Instructions for the task —
The records should be repeated word for word, pictures excluded.

+ + + +

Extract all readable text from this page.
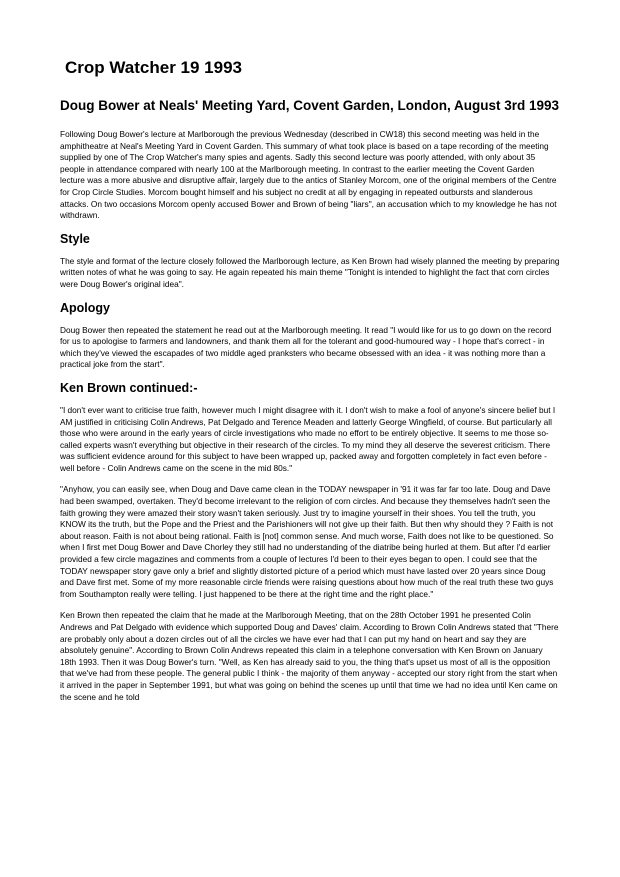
Crop Watcher 19 1993
Doug Bower at Neals' Meeting Yard, Covent Garden, London, August 3rd 1993

Following Doug Bower's lecture at Marlborough the previous Wednesday (described in CW18) this second meeting was held in the amphitheatre at Neal's Meeting Yard in Covent Garden. This summary of what took place is based on a tape recording of the meeting supplied by one of The Crop Watcher's many spies and agents. Sadly this second lecture was poorly attended, with only about 35 people in attendance compared with nearly 100 at the Marlborough meeting. In contrast to the earlier meeting the Covent Garden lecture was a more abusive and disruptive affair, largely due to the antics of Stanley Morcom, one of the original members of the Centre for Crop Circle Studies. Morcom bought himself and his subject no credit at all by engaging in repeated outbursts and slanderous attacks. On two occasions Morcom openly accused Bower and Brown of being "liars", an accusation which to my knowledge he has not withdrawn.

Style

The style and format of the lecture closely followed the Marlborough lecture, as Ken Brown had wisely planned the meeting by preparing written notes of what he was going to say. He again repeated his main theme "Tonight is intended to highlight the fact that corn circles were Doug Bower's original idea".

Apology

Doug Bower then repeated the statement he read out at the Marlborough meeting. It read "I would like for us to go down on the record for us to apologise to farmers and landowners, and thank them all for the tolerant and good-humoured way - I hope that's correct - in which they've viewed the escapades of two middle aged pranksters who became obsessed with an idea - it was nothing more than a practical joke from the start".

Ken Brown continued:-

"I don't ever want to criticise true faith, however much I might disagree with it. I don't wish to make a fool of anyone's sincere belief but I AM justified in criticising Colin Andrews, Pat Delgado and Terence Meaden and latterly George Wingfield, of course. But particularly all those who were around in the early years of circle investigations who made no effort to be entirely objective. It seems to me those so-called experts wasn't everything but objective in their research of the circles. To my mind they all deserve the severest criticism. There was sufficient evidence around for this subject to have been wrapped up, packed away and forgotten completely in fact even before - well before - Colin Andrews came on the scene in the mid 80s."

"Anyhow, you can easily see, when Doug and Dave came clean in the TODAY newspaper in '91 it was far far too late. Doug and Dave had been swamped, overtaken. They'd become irrelevant to the religion of corn circles. And because they themselves hadn't seen the faith growing they were amazed their story wasn't taken seriously. Just try to imagine yourself in their shoes. You tell the truth, you KNOW its the truth, but the Pope and the Priest and the Parishioners will not give up their faith. But then why should they ? Faith is not about reason. Faith is not about being rational. Faith is [not] common sense. And much worse, Faith does not like to be questioned. So when I first met Doug Bower and Dave Chorley they still had no understanding of the diatribe being hurled at them. But after I'd earlier provided a few circle magazines and comments from a couple of lectures I'd been to their eyes began to open. I could see that the TODAY newspaper story gave only a brief and slightly distorted picture of a period which must have lasted over 20 years since Doug and Dave first met. Some of my more reasonable circle friends were raising questions about how much of the real truth these two guys from Southampton really were telling. I just happened to be there at the right time and the right place."

Ken Brown then repeated the claim that he made at the Marlborough Meeting, that on the 28th October 1991 he presented Colin Andrews and Pat Delgado with evidence which supported Doug and Daves' claim. According to Brown Colin Andrews stated that "There are probably only about a dozen circles out of all the circles we have ever had that I can put my hand on heart and say they are absolutely genuine". According to Brown Colin Andrews repeated this claim in a telephone conversation with Ken Brown on January 18th 1993. Then it was Doug Bower's turn. "Well, as Ken has already said to you, the thing that's upset us most of all is the opposition that we've had from these people. The general public I think - the majority of them anyway - accepted our story right from the start when it arrived in the paper in September 1991, but what was going on behind the scenes up until that time we had no idea until Ken came on the scene and he told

+ + + +

Final result —
Extract all readable text from this page.
Crop Watcher 19 1993
Doug Bower at Neals' Meeting Yard, Covent Garden, London, August 3rd 1993

Following Doug Bower's lecture at Marlborough the previous Wednesday (described in CW18) this second meeting was held in the amphitheatre at Neal's Meeting Yard in Covent Garden. This summary of what took place is based on a tape recording of the meeting supplied by one of The Crop Watcher's many spies and agents. Sadly this second lecture was poorly attended, with only about 35 people in attendance compared with nearly 100 at the Marlborough meeting. In contrast to the earlier meeting the Covent Garden lecture was a more abusive and disruptive affair, largely due to the antics of Stanley Morcom, one of the original members of the Centre for Crop Circle Studies. Morcom bought himself and his subject no credit at all by engaging in repeated outbursts and slanderous attacks. On two occasions Morcom openly accused Bower and Brown of being "liars", an accusation which to my knowledge he has not withdrawn.

Style

The style and format of the lecture closely followed the Marlborough lecture, as Ken Brown had wisely planned the meeting by preparing written notes of what he was going to say. He again repeated his main theme "Tonight is intended to highlight the fact that corn circles were Doug Bower's original idea".

Apology

Doug Bower then repeated the statement he read out at the Marlborough meeting. It read "I would like for us to go down on the record for us to apologise to farmers and landowners, and thank them all for the tolerant and good-humoured way - I hope that's correct - in which they've viewed the escapades of two middle aged pranksters who became obsessed with an idea - it was nothing more than a practical joke from the start".

Ken Brown continued:-

"I don't ever want to criticise true faith, however much I might disagree with it. I don't wish to make a fool of anyone's sincere belief but I AM justified in criticising Colin Andrews, Pat Delgado and Terence Meaden and latterly George Wingfield, of course. But particularly all those who were around in the early years of circle investigations who made no effort to be entirely objective. It seems to me those so-called experts wasn't everything but objective in their research of the circles. To my mind they all deserve the severest criticism. There was sufficient evidence around for this subject to have been wrapped up, packed away and forgotten completely in fact even before - well before - Colin Andrews came on the scene in the mid 80s."

"Anyhow, you can easily see, when Doug and Dave came clean in the TODAY newspaper in '91 it was far far too late. Doug and Dave had been swamped, overtaken. They'd become irrelevant to the religion of corn circles. And because they themselves hadn't seen the faith growing they were amazed their story wasn't taken seriously. Just try to imagine yourself in their shoes. You tell the truth, you KNOW its the truth, but the Pope and the Priest and the Parishioners will not give up their faith. But then why should they ? Faith is not about reason. Faith is not about being rational. Faith is [not] common sense. And much worse, Faith does not like to be questioned. So when I first met Doug Bower and Dave Chorley they still had no understanding of the diatribe being hurled at them. But after I'd earlier provided a few circle magazines and comments from a couple of lectures I'd been to their eyes began to open. I could see that the TODAY newspaper story gave only a brief and slightly distorted picture of a period which must have lasted over 20 years since Doug and Dave first met. Some of my more reasonable circle friends were raising questions about how much of the real truth these two guys from Southampton really were telling. I just happened to be there at the right time and the right place."

Ken Brown then repeated the claim that he made at the Marlborough Meeting, that on the 28th October 1991 he presented Colin Andrews and Pat Delgado with evidence which supported Doug and Daves' claim. According to Brown Colin Andrews stated that "There are probably only about a dozen circles out of all the circles we have ever had that I can put my hand on heart and say they are absolutely genuine". According to Brown Colin Andrews repeated this claim in a telephone conversation with Ken Brown on January 18th 1993. Then it was Doug Bower's turn. "Well, as Ken has already said to you, the thing that's upset us most of all is the opposition that we've had from these people. The general public I think - the majority of them anyway - accepted our story right from the start when it arrived in the paper in September 1991, but what was going on behind the scenes up until that time we had no idea until Ken came on the scene and he told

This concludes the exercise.